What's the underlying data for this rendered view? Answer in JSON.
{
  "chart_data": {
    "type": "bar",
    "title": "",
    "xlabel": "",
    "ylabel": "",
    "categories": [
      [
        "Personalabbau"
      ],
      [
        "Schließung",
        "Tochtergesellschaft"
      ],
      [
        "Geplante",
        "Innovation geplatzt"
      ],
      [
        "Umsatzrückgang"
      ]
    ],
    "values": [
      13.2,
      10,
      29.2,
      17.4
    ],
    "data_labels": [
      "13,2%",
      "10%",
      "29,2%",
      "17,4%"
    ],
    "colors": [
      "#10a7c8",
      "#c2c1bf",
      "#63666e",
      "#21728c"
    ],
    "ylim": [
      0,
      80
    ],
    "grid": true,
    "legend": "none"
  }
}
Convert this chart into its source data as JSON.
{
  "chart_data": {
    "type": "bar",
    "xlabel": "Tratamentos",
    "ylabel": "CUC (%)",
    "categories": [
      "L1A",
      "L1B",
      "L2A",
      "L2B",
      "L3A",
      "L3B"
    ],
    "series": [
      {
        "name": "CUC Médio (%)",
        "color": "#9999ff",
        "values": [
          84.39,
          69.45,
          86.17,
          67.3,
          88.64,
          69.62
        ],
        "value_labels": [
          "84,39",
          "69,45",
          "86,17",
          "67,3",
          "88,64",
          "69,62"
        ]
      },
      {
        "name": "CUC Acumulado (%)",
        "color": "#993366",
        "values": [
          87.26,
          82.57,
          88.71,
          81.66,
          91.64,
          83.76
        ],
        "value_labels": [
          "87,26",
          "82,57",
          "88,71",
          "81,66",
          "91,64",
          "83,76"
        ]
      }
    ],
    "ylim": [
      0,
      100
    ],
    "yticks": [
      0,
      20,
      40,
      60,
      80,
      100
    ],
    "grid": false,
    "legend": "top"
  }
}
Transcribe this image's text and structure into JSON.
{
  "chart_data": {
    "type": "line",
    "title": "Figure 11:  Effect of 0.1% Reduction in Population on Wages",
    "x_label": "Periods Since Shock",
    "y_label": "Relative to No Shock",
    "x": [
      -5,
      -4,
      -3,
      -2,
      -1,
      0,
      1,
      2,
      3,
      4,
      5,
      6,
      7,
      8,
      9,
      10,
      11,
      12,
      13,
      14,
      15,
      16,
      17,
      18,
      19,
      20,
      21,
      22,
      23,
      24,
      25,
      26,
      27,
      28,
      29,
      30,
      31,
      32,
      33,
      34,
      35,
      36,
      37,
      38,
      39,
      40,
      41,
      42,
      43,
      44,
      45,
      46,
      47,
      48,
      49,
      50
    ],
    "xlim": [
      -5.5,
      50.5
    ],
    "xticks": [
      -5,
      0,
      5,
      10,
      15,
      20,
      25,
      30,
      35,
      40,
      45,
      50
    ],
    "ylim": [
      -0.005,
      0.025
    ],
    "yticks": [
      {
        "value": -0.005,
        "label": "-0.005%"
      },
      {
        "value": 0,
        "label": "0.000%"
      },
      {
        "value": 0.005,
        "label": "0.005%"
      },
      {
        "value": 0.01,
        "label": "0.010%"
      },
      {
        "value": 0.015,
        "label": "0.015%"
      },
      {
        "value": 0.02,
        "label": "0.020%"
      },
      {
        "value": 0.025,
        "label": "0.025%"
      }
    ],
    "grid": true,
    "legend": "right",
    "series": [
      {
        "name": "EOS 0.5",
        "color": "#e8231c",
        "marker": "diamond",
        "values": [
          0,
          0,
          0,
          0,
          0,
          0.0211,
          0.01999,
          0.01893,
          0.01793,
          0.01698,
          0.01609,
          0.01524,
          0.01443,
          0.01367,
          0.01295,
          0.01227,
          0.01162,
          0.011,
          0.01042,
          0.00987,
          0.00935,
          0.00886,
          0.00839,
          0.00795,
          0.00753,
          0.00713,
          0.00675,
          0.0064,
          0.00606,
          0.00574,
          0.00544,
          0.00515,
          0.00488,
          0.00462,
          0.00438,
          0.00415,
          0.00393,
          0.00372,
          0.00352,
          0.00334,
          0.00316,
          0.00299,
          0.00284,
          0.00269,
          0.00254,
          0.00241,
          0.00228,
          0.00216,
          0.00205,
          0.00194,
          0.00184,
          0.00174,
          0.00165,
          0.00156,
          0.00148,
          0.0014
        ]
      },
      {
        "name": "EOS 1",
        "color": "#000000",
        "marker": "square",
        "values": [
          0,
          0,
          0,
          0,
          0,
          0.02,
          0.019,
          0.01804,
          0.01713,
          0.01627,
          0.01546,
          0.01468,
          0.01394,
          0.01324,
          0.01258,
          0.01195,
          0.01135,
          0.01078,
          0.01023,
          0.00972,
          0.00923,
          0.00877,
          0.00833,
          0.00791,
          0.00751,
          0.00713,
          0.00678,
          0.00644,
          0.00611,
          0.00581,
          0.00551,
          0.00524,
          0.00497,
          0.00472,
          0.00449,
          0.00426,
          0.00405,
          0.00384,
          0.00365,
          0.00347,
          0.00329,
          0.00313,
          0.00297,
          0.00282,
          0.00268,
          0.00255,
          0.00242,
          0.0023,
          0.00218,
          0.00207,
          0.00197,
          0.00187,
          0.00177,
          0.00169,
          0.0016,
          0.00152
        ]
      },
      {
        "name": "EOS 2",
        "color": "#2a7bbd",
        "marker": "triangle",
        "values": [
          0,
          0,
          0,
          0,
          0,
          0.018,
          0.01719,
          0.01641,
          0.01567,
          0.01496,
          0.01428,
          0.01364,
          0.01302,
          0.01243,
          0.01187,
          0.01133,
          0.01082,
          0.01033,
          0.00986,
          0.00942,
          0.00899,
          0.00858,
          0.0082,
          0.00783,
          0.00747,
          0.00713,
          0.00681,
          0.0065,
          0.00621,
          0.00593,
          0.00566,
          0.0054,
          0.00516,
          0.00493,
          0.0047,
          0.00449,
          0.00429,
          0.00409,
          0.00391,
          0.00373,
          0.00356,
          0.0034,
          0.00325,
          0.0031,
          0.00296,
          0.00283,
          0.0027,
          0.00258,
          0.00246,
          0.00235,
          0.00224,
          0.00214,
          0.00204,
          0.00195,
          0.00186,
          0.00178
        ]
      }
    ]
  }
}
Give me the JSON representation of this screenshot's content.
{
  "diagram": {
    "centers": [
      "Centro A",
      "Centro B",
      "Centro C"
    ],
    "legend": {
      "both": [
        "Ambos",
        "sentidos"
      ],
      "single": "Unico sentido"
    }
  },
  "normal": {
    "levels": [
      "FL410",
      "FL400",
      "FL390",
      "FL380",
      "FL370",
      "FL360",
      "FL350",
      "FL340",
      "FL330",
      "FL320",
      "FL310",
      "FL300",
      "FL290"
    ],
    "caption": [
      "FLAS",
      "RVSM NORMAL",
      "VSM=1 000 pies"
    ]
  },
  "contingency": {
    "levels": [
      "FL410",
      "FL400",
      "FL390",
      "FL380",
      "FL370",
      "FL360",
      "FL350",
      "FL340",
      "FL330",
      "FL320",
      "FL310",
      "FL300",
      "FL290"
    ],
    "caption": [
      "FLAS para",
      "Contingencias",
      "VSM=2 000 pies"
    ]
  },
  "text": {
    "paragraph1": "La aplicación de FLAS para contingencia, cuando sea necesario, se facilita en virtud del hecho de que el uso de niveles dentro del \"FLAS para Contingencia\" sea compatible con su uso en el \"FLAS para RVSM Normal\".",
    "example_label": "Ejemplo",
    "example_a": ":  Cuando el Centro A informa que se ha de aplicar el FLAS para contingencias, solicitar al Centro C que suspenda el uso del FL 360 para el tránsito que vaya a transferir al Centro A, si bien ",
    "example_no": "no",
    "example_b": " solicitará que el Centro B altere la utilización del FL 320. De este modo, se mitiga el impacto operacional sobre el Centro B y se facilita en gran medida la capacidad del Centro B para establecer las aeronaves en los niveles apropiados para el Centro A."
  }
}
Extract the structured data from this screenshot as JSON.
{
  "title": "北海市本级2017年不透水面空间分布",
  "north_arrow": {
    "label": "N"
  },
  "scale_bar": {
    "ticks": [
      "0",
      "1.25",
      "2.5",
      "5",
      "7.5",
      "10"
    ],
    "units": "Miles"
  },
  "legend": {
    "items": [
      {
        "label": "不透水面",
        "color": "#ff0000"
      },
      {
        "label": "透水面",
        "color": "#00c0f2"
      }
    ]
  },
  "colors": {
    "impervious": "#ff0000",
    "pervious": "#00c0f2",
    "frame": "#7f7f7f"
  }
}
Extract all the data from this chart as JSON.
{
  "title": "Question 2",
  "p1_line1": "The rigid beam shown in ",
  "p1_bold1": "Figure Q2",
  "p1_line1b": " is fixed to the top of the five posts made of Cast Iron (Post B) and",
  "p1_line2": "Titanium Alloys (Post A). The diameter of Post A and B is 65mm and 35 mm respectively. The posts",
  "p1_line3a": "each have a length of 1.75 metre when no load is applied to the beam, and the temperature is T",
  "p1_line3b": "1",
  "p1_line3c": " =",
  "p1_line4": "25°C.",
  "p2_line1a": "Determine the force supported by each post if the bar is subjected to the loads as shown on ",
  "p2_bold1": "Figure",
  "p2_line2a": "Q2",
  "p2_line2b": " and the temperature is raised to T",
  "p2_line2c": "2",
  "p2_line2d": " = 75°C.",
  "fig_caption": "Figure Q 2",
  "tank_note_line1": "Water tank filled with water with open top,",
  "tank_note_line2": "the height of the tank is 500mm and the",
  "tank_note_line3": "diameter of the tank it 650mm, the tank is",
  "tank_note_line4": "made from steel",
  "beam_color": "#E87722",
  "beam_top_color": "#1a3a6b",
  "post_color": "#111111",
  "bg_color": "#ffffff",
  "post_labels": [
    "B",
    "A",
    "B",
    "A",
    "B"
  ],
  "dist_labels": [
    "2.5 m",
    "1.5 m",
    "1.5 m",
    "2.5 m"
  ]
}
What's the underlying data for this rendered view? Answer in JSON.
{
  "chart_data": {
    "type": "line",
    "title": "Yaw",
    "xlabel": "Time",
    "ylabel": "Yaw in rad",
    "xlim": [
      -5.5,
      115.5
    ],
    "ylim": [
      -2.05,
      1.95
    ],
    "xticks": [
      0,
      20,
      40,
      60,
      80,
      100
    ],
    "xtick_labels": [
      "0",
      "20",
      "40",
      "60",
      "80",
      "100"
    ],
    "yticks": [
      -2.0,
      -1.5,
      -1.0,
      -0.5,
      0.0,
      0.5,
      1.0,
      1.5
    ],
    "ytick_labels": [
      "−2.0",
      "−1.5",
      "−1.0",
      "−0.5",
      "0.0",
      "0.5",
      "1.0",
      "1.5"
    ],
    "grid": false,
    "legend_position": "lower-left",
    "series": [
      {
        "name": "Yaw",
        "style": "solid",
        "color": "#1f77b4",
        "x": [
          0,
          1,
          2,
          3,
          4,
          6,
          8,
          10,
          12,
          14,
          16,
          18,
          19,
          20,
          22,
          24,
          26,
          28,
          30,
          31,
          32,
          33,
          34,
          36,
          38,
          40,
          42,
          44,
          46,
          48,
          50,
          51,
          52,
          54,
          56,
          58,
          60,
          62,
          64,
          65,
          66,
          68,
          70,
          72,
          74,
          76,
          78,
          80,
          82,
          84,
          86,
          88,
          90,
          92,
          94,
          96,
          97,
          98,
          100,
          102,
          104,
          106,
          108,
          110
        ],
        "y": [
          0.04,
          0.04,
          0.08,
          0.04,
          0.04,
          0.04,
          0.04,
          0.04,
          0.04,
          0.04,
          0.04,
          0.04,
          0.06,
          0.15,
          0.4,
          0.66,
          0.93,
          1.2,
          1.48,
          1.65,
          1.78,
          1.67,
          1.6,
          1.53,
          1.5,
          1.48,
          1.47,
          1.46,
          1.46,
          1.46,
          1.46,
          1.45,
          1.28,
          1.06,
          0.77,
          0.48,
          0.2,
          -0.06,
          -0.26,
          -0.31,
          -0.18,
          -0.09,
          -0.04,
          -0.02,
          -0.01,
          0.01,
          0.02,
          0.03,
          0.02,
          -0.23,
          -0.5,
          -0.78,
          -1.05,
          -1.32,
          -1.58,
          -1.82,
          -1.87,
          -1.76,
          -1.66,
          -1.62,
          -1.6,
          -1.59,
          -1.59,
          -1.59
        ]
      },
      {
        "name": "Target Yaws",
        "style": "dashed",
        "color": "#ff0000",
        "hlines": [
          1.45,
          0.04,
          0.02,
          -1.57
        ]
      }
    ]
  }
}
################
DIRECTIVE: Tally the lines in the listing that hold "diameter" and report the number alone.

OUTPUT: 2